Below are records; state how many of their lines hold the word "this", and give only the figure.

Records excerpted from a collection:
-.-.-
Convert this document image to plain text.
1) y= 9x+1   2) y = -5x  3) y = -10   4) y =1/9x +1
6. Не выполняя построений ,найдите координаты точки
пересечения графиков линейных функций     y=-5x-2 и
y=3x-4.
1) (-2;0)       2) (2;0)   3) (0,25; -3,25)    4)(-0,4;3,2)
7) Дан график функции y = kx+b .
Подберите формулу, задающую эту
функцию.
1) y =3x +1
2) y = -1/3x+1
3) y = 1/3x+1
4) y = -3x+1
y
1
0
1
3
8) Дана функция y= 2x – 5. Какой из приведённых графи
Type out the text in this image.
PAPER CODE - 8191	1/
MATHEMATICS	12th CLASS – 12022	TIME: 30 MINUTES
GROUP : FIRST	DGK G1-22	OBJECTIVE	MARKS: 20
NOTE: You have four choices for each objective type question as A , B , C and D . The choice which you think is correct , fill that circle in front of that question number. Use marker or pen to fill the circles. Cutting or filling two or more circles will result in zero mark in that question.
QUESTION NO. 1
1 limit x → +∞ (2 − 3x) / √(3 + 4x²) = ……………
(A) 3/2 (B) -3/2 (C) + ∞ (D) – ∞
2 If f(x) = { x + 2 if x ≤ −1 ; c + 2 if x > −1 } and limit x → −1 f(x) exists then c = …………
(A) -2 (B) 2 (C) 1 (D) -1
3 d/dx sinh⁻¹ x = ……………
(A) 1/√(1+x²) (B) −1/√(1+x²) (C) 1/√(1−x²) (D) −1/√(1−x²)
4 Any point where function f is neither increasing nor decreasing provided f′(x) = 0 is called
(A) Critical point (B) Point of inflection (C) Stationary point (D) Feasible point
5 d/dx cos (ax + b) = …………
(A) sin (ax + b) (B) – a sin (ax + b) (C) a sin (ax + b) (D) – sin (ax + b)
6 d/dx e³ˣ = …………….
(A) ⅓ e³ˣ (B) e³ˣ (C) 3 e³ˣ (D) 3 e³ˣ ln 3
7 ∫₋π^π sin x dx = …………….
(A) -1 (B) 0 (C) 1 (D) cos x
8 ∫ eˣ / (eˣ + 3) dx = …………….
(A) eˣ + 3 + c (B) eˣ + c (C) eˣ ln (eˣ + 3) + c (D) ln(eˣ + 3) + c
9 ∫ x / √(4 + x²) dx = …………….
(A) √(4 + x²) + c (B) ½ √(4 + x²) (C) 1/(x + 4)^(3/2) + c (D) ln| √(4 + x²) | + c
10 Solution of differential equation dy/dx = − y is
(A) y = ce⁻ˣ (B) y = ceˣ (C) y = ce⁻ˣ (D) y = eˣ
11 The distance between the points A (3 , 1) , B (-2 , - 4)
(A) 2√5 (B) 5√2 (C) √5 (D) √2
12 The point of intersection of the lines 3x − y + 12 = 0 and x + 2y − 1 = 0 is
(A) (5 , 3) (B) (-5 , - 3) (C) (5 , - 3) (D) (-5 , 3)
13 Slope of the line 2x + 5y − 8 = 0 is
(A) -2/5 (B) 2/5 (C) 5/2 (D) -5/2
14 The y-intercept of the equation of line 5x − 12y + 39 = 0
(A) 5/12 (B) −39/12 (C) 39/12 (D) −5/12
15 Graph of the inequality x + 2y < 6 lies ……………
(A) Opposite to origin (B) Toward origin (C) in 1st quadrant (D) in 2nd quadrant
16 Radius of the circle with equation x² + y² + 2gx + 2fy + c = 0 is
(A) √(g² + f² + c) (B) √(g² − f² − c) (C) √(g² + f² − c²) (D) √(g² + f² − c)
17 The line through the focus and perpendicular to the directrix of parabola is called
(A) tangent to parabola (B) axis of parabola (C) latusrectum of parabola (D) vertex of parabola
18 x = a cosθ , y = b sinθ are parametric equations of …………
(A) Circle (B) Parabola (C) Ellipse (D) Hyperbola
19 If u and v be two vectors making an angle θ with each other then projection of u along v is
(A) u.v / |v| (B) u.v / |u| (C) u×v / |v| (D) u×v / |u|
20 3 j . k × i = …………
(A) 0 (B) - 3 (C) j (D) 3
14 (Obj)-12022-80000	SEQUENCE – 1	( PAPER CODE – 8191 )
-.-.-
Finished exercise: 2